- _Supplied data_
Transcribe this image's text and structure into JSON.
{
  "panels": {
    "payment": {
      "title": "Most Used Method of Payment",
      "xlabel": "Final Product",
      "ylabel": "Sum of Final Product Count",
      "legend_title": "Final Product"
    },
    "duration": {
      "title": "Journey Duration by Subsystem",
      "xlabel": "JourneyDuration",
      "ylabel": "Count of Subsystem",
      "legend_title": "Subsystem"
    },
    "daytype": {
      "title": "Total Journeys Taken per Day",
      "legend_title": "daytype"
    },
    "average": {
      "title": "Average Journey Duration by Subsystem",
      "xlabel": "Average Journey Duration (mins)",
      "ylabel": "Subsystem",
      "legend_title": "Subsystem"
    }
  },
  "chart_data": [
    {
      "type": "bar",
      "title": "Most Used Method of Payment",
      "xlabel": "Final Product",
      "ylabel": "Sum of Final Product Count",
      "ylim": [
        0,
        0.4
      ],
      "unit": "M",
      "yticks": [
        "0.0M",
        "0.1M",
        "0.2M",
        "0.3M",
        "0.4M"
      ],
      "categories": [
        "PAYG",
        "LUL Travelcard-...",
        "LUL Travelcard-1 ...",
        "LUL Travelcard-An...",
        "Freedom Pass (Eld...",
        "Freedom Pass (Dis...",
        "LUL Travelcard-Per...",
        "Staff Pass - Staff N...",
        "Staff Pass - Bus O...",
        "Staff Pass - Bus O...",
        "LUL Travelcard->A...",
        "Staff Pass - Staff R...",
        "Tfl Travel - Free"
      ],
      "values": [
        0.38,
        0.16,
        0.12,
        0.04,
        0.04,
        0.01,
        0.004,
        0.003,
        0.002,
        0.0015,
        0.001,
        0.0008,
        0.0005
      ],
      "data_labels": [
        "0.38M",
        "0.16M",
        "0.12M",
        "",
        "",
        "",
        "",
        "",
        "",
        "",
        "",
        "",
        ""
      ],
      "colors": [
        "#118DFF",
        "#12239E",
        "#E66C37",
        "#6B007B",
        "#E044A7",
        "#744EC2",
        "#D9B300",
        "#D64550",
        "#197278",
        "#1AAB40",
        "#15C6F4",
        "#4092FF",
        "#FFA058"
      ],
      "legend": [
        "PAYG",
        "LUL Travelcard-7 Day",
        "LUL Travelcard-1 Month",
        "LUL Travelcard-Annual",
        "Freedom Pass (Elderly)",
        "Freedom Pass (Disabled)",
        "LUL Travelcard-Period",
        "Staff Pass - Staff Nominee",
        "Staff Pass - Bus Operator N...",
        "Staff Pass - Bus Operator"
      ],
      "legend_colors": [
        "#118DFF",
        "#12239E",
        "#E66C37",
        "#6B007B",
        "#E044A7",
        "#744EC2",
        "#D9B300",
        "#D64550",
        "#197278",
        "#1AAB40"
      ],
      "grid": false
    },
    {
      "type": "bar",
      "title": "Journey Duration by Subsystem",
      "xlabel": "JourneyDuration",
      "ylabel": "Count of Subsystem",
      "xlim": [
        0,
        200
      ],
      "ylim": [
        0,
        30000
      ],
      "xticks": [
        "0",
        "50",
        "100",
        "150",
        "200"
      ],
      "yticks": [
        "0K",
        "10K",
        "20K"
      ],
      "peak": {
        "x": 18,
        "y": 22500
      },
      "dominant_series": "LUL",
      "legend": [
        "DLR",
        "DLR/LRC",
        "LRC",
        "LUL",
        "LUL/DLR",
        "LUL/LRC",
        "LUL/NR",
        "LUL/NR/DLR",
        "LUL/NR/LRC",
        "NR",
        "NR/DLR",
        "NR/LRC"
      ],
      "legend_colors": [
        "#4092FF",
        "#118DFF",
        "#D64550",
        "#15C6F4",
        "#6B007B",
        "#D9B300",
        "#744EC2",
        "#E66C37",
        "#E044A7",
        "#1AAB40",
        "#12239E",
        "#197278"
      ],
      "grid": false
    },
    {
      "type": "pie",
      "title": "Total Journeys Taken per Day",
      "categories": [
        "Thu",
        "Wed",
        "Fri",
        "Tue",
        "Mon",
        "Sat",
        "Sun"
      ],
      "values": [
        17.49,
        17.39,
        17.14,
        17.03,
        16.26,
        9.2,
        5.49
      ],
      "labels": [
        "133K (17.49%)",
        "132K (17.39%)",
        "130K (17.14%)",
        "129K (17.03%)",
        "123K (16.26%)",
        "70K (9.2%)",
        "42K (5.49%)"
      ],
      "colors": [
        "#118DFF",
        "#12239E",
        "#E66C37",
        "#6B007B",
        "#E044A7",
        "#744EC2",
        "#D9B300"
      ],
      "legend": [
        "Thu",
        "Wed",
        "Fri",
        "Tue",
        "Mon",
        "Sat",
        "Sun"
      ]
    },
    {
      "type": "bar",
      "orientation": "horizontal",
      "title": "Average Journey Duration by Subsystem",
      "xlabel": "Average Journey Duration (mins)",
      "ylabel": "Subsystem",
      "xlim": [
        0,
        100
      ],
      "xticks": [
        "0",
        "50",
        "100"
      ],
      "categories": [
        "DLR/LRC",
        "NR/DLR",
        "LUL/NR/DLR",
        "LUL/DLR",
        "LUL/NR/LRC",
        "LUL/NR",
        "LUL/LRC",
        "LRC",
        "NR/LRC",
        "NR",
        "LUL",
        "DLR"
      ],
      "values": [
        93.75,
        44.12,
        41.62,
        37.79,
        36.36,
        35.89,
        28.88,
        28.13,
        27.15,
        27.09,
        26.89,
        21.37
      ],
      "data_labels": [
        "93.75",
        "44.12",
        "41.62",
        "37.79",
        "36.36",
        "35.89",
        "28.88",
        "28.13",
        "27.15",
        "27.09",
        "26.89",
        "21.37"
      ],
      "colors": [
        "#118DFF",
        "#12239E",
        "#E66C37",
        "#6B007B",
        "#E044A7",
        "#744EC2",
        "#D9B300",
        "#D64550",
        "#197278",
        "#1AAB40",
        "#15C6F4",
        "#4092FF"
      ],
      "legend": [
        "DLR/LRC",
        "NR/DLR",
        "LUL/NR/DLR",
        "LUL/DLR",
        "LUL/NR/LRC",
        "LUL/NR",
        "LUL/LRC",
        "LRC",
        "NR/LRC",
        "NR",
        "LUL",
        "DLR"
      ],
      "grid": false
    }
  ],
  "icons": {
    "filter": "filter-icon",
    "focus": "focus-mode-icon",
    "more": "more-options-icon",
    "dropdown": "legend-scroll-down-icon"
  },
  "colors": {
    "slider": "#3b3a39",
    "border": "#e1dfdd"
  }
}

- _Work to do_
All of the records must be retyped exactly as they are.

- _Solution to this task_
Transcribe this image's text and structure into JSON.
{
  "panels": {
    "payment": {
      "title": "Most Used Method of Payment",
      "xlabel": "Final Product",
      "ylabel": "Sum of Final Product Count",
      "legend_title": "Final Product"
    },
    "duration": {
      "title": "Journey Duration by Subsystem",
      "xlabel": "JourneyDuration",
      "ylabel": "Count of Subsystem",
      "legend_title": "Subsystem"
    },
    "daytype": {
      "title": "Total Journeys Taken per Day",
      "legend_title": "daytype"
    },
    "average": {
      "title": "Average Journey Duration by Subsystem",
      "xlabel": "Average Journey Duration (mins)",
      "ylabel": "Subsystem",
      "legend_title": "Subsystem"
    }
  },
  "chart_data": [
    {
      "type": "bar",
      "title": "Most Used Method of Payment",
      "xlabel": "Final Product",
      "ylabel": "Sum of Final Product Count",
      "ylim": [
        0,
        0.4
      ],
      "unit": "M",
      "yticks": [
        "0.0M",
        "0.1M",
        "0.2M",
        "0.3M",
        "0.4M"
      ],
      "categories": [
        "PAYG",
        "LUL Travelcard-...",
        "LUL Travelcard-1 ...",
        "LUL Travelcard-An...",
        "Freedom Pass (Eld...",
        "Freedom Pass (Dis...",
        "LUL Travelcard-Per...",
        "Staff Pass - Staff N...",
        "Staff Pass - Bus O...",
        "Staff Pass - Bus O...",
        "LUL Travelcard->A...",
        "Staff Pass - Staff R...",
        "Tfl Travel - Free"
      ],
      "values": [
        0.38,
        0.16,
        0.12,
        0.04,
        0.04,
        0.01,
        0.004,
        0.003,
        0.002,
        0.0015,
        0.001,
        0.0008,
        0.0005
      ],
      "data_labels": [
        "0.38M",
        "0.16M",
        "0.12M",
        "",
        "",
        "",
        "",
        "",
        "",
        "",
        "",
        "",
        ""
      ],
      "colors": [
        "#118DFF",
        "#12239E",
        "#E66C37",
        "#6B007B",
        "#E044A7",
        "#744EC2",
        "#D9B300",
        "#D64550",
        "#197278",
        "#1AAB40",
        "#15C6F4",
        "#4092FF",
        "#FFA058"
      ],
      "legend": [
        "PAYG",
        "LUL Travelcard-7 Day",
        "LUL Travelcard-1 Month",
        "LUL Travelcard-Annual",
        "Freedom Pass (Elderly)",
        "Freedom Pass (Disabled)",
        "LUL Travelcard-Period",
        "Staff Pass - Staff Nominee",
        "Staff Pass - Bus Operator N...",
        "Staff Pass - Bus Operator"
      ],
      "legend_colors": [
        "#118DFF",
        "#12239E",
        "#E66C37",
        "#6B007B",
        "#E044A7",
        "#744EC2",
        "#D9B300",
        "#D64550",
        "#197278",
        "#1AAB40"
      ],
      "grid": false
    },
    {
      "type": "bar",
      "title": "Journey Duration by Subsystem",
      "xlabel": "JourneyDuration",
      "ylabel": "Count of Subsystem",
      "xlim": [
        0,
        200
      ],
      "ylim": [
        0,
        30000
      ],
      "xticks": [
        "0",
        "50",
        "100",
        "150",
        "200"
      ],
      "yticks": [
        "0K",
        "10K",
        "20K"
      ],
      "peak": {
        "x": 18,
        "y": 22500
      },
      "dominant_series": "LUL",
      "legend": [
        "DLR",
        "DLR/LRC",
        "LRC",
        "LUL",
        "LUL/DLR",
        "LUL/LRC",
        "LUL/NR",
        "LUL/NR/DLR",
        "LUL/NR/LRC",
        "NR",
        "NR/DLR",
        "NR/LRC"
      ],
      "legend_colors": [
        "#4092FF",
        "#118DFF",
        "#D64550",
        "#15C6F4",
        "#6B007B",
        "#D9B300",
        "#744EC2",
        "#E66C37",
        "#E044A7",
        "#1AAB40",
        "#12239E",
        "#197278"
      ],
      "grid": false
    },
    {
      "type": "pie",
      "title": "Total Journeys Taken per Day",
      "categories": [
        "Thu",
        "Wed",
        "Fri",
        "Tue",
        "Mon",
        "Sat",
        "Sun"
      ],
      "values": [
        17.49,
        17.39,
        17.14,
        17.03,
        16.26,
        9.2,
        5.49
      ],
      "labels": [
        "133K (17.49%)",
        "132K (17.39%)",
        "130K (17.14%)",
        "129K (17.03%)",
        "123K (16.26%)",
        "70K (9.2%)",
        "42K (5.49%)"
      ],
      "colors": [
        "#118DFF",
        "#12239E",
        "#E66C37",
        "#6B007B",
        "#E044A7",
        "#744EC2",
        "#D9B300"
      ],
      "legend": [
        "Thu",
        "Wed",
        "Fri",
        "Tue",
        "Mon",
        "Sat",
        "Sun"
      ]
    },
    {
      "type": "bar",
      "orientation": "horizontal",
      "title": "Average Journey Duration by Subsystem",
      "xlabel": "Average Journey Duration (mins)",
      "ylabel": "Subsystem",
      "xlim": [
        0,
        100
      ],
      "xticks": [
        "0",
        "50",
        "100"
      ],
      "categories": [
        "DLR/LRC",
        "NR/DLR",
        "LUL/NR/DLR",
        "LUL/DLR",
        "LUL/NR/LRC",
        "LUL/NR",
        "LUL/LRC",
        "LRC",
        "NR/LRC",
        "NR",
        "LUL",
        "DLR"
      ],
      "values": [
        93.75,
        44.12,
        41.62,
        37.79,
        36.36,
        35.89,
        28.88,
        28.13,
        27.15,
        27.09,
        26.89,
        21.37
      ],
      "data_labels": [
        "93.75",
        "44.12",
        "41.62",
        "37.79",
        "36.36",
        "35.89",
        "28.88",
        "28.13",
        "27.15",
        "27.09",
        "26.89",
        "21.37"
      ],
      "colors": [
        "#118DFF",
        "#12239E",
        "#E66C37",
        "#6B007B",
        "#E044A7",
        "#744EC2",
        "#D9B300",
        "#D64550",
        "#197278",
        "#1AAB40",
        "#15C6F4",
        "#4092FF"
      ],
      "legend": [
        "DLR/LRC",
        "NR/DLR",
        "LUL/NR/DLR",
        "LUL/DLR",
        "LUL/NR/LRC",
        "LUL/NR",
        "LUL/LRC",
        "LRC",
        "NR/LRC",
        "NR",
        "LUL",
        "DLR"
      ],
      "grid": false
    }
  ],
  "icons": {
    "filter": "filter-icon",
    "focus": "focus-mode-icon",
    "more": "more-options-icon",
    "dropdown": "legend-scroll-down-icon"
  },
  "colors": {
    "slider": "#3b3a39",
    "border": "#e1dfdd"
  }
}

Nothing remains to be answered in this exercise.